━━━━━ DATA FOR PROCESSING ━━━━━

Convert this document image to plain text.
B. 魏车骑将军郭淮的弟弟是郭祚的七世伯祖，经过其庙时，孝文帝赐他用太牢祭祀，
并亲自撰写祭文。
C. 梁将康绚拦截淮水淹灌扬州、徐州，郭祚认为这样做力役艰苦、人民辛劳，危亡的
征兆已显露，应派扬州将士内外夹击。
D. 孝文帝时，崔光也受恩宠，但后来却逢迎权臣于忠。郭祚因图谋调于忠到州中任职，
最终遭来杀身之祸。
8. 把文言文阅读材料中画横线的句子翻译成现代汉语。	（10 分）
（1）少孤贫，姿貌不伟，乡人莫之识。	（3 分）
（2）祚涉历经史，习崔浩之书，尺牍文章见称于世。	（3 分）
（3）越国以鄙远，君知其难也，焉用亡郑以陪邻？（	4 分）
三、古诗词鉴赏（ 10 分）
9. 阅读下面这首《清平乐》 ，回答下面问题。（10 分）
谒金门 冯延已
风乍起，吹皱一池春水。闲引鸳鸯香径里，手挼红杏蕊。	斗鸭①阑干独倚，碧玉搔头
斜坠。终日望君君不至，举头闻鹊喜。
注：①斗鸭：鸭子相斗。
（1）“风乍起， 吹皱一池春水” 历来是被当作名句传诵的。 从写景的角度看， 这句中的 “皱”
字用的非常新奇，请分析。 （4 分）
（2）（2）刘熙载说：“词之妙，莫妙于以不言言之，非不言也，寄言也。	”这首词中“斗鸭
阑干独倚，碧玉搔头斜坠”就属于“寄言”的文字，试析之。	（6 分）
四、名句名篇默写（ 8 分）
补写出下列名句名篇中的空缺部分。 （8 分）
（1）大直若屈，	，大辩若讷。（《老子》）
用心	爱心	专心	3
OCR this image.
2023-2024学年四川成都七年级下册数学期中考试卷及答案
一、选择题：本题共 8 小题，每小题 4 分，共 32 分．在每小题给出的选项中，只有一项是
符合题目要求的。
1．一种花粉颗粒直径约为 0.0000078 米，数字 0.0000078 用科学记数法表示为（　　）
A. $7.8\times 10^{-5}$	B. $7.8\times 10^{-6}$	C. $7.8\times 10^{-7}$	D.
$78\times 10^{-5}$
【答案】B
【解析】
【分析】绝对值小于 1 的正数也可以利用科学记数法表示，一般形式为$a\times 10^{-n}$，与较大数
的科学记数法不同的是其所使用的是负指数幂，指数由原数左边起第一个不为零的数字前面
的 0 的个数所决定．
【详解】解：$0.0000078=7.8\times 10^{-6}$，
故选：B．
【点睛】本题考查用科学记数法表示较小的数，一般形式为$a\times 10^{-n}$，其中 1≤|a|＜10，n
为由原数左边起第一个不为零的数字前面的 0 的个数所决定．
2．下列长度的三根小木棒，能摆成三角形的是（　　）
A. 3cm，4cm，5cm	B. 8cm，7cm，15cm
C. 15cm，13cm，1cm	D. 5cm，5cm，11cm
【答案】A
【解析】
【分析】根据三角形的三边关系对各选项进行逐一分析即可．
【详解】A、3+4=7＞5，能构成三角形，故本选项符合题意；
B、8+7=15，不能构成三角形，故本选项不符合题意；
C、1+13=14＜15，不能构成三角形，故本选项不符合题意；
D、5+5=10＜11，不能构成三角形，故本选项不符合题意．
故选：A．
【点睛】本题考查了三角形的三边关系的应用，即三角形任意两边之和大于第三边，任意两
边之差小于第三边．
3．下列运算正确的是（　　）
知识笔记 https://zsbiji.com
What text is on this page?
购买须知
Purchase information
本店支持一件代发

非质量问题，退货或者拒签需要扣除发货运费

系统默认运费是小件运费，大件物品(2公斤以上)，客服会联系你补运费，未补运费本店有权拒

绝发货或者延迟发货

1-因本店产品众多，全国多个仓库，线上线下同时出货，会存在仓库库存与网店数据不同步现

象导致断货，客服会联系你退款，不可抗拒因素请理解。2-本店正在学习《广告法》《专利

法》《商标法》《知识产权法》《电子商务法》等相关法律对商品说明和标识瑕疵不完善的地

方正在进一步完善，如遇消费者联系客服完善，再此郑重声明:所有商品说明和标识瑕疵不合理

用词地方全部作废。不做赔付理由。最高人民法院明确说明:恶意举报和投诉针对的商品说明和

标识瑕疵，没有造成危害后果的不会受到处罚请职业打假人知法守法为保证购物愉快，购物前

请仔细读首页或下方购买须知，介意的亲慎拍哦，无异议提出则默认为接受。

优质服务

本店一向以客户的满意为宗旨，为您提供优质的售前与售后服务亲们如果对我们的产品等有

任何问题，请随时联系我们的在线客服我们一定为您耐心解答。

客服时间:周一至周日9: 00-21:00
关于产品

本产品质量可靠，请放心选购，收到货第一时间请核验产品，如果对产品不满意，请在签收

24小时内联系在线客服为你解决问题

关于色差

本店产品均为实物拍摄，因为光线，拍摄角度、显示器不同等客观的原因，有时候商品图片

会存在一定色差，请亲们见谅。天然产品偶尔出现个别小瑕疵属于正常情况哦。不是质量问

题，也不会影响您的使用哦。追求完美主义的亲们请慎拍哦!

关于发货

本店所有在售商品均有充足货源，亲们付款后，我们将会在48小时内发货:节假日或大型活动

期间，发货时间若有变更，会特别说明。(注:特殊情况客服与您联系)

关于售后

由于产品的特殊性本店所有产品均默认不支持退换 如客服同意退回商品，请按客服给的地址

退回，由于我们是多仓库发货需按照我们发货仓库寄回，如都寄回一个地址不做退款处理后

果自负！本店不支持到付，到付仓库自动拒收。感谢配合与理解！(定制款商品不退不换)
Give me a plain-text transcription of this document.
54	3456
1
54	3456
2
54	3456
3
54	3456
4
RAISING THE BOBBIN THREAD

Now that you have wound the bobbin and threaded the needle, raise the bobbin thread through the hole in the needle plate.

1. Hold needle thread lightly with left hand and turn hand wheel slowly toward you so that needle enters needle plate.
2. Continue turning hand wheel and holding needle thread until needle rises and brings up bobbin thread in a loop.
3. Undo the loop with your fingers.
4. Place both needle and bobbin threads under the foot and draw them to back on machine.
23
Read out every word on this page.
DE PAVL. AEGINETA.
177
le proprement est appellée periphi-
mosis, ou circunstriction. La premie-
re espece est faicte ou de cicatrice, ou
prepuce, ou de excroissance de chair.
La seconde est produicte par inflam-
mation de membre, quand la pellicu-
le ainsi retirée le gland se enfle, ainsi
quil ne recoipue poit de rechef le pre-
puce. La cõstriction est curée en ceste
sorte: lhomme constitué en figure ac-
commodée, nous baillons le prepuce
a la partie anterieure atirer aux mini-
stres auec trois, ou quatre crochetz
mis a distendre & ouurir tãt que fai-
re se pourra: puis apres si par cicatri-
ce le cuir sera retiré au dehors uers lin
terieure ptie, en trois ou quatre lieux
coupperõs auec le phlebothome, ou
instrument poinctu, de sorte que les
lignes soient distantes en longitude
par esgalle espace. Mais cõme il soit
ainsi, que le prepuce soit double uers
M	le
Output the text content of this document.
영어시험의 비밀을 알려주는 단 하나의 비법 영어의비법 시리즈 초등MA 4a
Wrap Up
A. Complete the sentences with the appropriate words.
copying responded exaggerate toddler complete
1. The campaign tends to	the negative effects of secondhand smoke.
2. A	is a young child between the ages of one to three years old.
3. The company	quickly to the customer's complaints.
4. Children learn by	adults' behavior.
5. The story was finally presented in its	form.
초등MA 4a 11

━━━━━

Each entry above is to be printed again exactly.

Convert this document image to plain text.
B. 魏车骑将军郭淮的弟弟是郭祚的七世伯祖，经过其庙时，孝文帝赐他用太牢祭祀，
并亲自撰写祭文。
C. 梁将康绚拦截淮水淹灌扬州、徐州，郭祚认为这样做力役艰苦、人民辛劳，危亡的
征兆已显露，应派扬州将士内外夹击。
D. 孝文帝时，崔光也受恩宠，但后来却逢迎权臣于忠。郭祚因图谋调于忠到州中任职，
最终遭来杀身之祸。
8. 把文言文阅读材料中画横线的句子翻译成现代汉语。	（10 分）
（1）少孤贫，姿貌不伟，乡人莫之识。	（3 分）
（2）祚涉历经史，习崔浩之书，尺牍文章见称于世。	（3 分）
（3）越国以鄙远，君知其难也，焉用亡郑以陪邻？（	4 分）
三、古诗词鉴赏（ 10 分）
9. 阅读下面这首《清平乐》 ，回答下面问题。（10 分）
谒金门 冯延已
风乍起，吹皱一池春水。闲引鸳鸯香径里，手挼红杏蕊。	斗鸭①阑干独倚，碧玉搔头
斜坠。终日望君君不至，举头闻鹊喜。
注：①斗鸭：鸭子相斗。
（1）“风乍起， 吹皱一池春水” 历来是被当作名句传诵的。 从写景的角度看， 这句中的 “皱”
字用的非常新奇，请分析。 （4 分）
（2）（2）刘熙载说：“词之妙，莫妙于以不言言之，非不言也，寄言也。	”这首词中“斗鸭
阑干独倚，碧玉搔头斜坠”就属于“寄言”的文字，试析之。	（6 分）
四、名句名篇默写（ 8 分）
补写出下列名句名篇中的空缺部分。 （8 分）
（1）大直若屈，	，大辩若讷。（《老子》）
用心	爱心	专心	3
OCR this image.
2023-2024学年四川成都七年级下册数学期中考试卷及答案
一、选择题：本题共 8 小题，每小题 4 分，共 32 分．在每小题给出的选项中，只有一项是
符合题目要求的。
1．一种花粉颗粒直径约为 0.0000078 米，数字 0.0000078 用科学记数法表示为（　　）
A. $7.8\times 10^{-5}$	B. $7.8\times 10^{-6}$	C. $7.8\times 10^{-7}$	D.
$78\times 10^{-5}$
【答案】B
【解析】
【分析】绝对值小于 1 的正数也可以利用科学记数法表示，一般形式为$a\times 10^{-n}$，与较大数
的科学记数法不同的是其所使用的是负指数幂，指数由原数左边起第一个不为零的数字前面
的 0 的个数所决定．
【详解】解：$0.0000078=7.8\times 10^{-6}$，
故选：B．
【点睛】本题考查用科学记数法表示较小的数，一般形式为$a\times 10^{-n}$，其中 1≤|a|＜10，n
为由原数左边起第一个不为零的数字前面的 0 的个数所决定．
2．下列长度的三根小木棒，能摆成三角形的是（　　）
A. 3cm，4cm，5cm	B. 8cm，7cm，15cm
C. 15cm，13cm，1cm	D. 5cm，5cm，11cm
【答案】A
【解析】
【分析】根据三角形的三边关系对各选项进行逐一分析即可．
【详解】A、3+4=7＞5，能构成三角形，故本选项符合题意；
B、8+7=15，不能构成三角形，故本选项不符合题意；
C、1+13=14＜15，不能构成三角形，故本选项不符合题意；
D、5+5=10＜11，不能构成三角形，故本选项不符合题意．
故选：A．
【点睛】本题考查了三角形的三边关系的应用，即三角形任意两边之和大于第三边，任意两
边之差小于第三边．
3．下列运算正确的是（　　）
知识笔记 https://zsbiji.com
What text is on this page?
购买须知
Purchase information
本店支持一件代发

非质量问题，退货或者拒签需要扣除发货运费

系统默认运费是小件运费，大件物品(2公斤以上)，客服会联系你补运费，未补运费本店有权拒

绝发货或者延迟发货

1-因本店产品众多，全国多个仓库，线上线下同时出货，会存在仓库库存与网店数据不同步现

象导致断货，客服会联系你退款，不可抗拒因素请理解。2-本店正在学习《广告法》《专利

法》《商标法》《知识产权法》《电子商务法》等相关法律对商品说明和标识瑕疵不完善的地

方正在进一步完善，如遇消费者联系客服完善，再此郑重声明:所有商品说明和标识瑕疵不合理

用词地方全部作废。不做赔付理由。最高人民法院明确说明:恶意举报和投诉针对的商品说明和

标识瑕疵，没有造成危害后果的不会受到处罚请职业打假人知法守法为保证购物愉快，购物前

请仔细读首页或下方购买须知，介意的亲慎拍哦，无异议提出则默认为接受。

优质服务

本店一向以客户的满意为宗旨，为您提供优质的售前与售后服务亲们如果对我们的产品等有

任何问题，请随时联系我们的在线客服我们一定为您耐心解答。

客服时间:周一至周日9: 00-21:00
关于产品

本产品质量可靠，请放心选购，收到货第一时间请核验产品，如果对产品不满意，请在签收

24小时内联系在线客服为你解决问题

关于色差

本店产品均为实物拍摄，因为光线，拍摄角度、显示器不同等客观的原因，有时候商品图片

会存在一定色差，请亲们见谅。天然产品偶尔出现个别小瑕疵属于正常情况哦。不是质量问

题，也不会影响您的使用哦。追求完美主义的亲们请慎拍哦!

关于发货

本店所有在售商品均有充足货源，亲们付款后，我们将会在48小时内发货:节假日或大型活动

期间，发货时间若有变更，会特别说明。(注:特殊情况客服与您联系)

关于售后

由于产品的特殊性本店所有产品均默认不支持退换 如客服同意退回商品，请按客服给的地址

退回，由于我们是多仓库发货需按照我们发货仓库寄回，如都寄回一个地址不做退款处理后

果自负！本店不支持到付，到付仓库自动拒收。感谢配合与理解！(定制款商品不退不换)
Give me a plain-text transcription of this document.
54	3456
1
54	3456
2
54	3456
3
54	3456
4
RAISING THE BOBBIN THREAD

Now that you have wound the bobbin and threaded the needle, raise the bobbin thread through the hole in the needle plate.

1. Hold needle thread lightly with left hand and turn hand wheel slowly toward you so that needle enters needle plate.
2. Continue turning hand wheel and holding needle thread until needle rises and brings up bobbin thread in a loop.
3. Undo the loop with your fingers.
4. Place both needle and bobbin threads under the foot and draw them to back on machine.
23
Read out every word on this page.
DE PAVL. AEGINETA.
177
le proprement est appellée periphi-
mosis, ou circunstriction. La premie-
re espece est faicte ou de cicatrice, ou
prepuce, ou de excroissance de chair.
La seconde est produicte par inflam-
mation de membre, quand la pellicu-
le ainsi retirée le gland se enfle, ainsi
quil ne recoipue poit de rechef le pre-
puce. La cõstriction est curée en ceste
sorte: lhomme constitué en figure ac-
commodée, nous baillons le prepuce
a la partie anterieure atirer aux mini-
stres auec trois, ou quatre crochetz
mis a distendre & ouurir tãt que fai-
re se pourra: puis apres si par cicatri-
ce le cuir sera retiré au dehors uers lin
terieure ptie, en trois ou quatre lieux
coupperõs auec le phlebothome, ou
instrument poinctu, de sorte que les
lignes soient distantes en longitude
par esgalle espace. Mais cõme il soit
ainsi, que le prepuce soit double uers
M	le
Output the text content of this document.
영어시험의 비밀을 알려주는 단 하나의 비법 영어의비법 시리즈 초등MA 4a
Wrap Up
A. Complete the sentences with the appropriate words.
copying responded exaggerate toddler complete
1. The campaign tends to	the negative effects of secondhand smoke.
2. A	is a young child between the ages of one to three years old.
3. The company	quickly to the customer's complaints.
4. Children learn by	adults' behavior.
5. The story was finally presented in its	form.
초등MA 4a 11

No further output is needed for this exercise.